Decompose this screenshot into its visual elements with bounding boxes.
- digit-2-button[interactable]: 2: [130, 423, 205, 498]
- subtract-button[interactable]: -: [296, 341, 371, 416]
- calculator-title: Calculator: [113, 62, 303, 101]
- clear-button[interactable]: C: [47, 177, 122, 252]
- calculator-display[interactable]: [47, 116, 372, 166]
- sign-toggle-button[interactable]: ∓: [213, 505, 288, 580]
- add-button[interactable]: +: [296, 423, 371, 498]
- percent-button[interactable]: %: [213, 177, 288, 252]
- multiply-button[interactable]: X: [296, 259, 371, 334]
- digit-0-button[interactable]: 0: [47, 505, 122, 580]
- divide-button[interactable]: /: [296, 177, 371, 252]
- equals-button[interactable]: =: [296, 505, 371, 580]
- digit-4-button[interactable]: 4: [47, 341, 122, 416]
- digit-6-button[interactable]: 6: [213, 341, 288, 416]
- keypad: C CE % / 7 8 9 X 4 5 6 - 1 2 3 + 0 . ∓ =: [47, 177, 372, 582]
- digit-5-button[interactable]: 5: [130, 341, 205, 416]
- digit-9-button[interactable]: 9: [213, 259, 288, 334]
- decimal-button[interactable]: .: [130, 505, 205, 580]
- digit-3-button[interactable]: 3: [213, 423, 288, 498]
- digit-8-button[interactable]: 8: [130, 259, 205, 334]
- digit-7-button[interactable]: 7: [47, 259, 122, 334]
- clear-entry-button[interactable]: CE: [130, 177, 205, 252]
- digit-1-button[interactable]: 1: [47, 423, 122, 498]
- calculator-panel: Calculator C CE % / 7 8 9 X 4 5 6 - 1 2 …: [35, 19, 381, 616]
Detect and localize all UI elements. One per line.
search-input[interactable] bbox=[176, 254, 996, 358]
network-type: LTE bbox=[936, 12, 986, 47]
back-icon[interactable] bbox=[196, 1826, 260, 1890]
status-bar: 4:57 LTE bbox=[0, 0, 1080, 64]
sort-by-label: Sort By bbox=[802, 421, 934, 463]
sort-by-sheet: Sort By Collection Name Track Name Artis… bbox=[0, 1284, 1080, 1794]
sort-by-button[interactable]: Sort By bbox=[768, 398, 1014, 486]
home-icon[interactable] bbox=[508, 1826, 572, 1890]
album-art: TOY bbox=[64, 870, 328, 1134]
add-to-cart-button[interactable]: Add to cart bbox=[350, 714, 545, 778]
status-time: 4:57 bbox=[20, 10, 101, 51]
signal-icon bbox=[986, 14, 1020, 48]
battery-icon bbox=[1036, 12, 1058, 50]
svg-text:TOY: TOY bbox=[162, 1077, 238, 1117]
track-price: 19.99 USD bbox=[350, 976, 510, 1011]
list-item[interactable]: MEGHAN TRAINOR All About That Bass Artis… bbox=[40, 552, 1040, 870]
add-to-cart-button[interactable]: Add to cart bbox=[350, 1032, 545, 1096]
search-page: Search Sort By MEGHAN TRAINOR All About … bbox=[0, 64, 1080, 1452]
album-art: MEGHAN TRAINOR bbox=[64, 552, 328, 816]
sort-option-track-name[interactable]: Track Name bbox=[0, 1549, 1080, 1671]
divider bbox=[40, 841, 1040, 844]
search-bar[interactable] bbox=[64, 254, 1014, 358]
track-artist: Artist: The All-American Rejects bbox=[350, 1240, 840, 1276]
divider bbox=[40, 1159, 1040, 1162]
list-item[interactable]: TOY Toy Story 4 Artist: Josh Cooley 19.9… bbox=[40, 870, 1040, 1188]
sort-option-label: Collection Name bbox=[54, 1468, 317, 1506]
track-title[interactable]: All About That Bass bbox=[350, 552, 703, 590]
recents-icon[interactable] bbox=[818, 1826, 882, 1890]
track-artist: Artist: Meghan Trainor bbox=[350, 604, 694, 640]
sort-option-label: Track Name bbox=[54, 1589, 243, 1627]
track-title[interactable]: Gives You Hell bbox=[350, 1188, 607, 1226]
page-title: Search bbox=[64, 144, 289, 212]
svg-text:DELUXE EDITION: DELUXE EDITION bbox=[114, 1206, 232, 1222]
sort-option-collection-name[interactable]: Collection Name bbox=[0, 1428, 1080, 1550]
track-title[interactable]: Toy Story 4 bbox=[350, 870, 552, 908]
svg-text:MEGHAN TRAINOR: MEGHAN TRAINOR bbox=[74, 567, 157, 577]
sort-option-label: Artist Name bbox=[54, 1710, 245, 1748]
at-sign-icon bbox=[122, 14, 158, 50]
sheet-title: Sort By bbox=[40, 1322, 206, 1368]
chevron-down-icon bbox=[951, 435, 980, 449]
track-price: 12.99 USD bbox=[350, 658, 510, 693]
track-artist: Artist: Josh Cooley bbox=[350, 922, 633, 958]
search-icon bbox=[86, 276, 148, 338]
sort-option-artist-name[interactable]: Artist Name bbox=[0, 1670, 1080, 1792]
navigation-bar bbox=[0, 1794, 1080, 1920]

****************

How many of the lines above contain the word "That"? Reply with the number alone.

2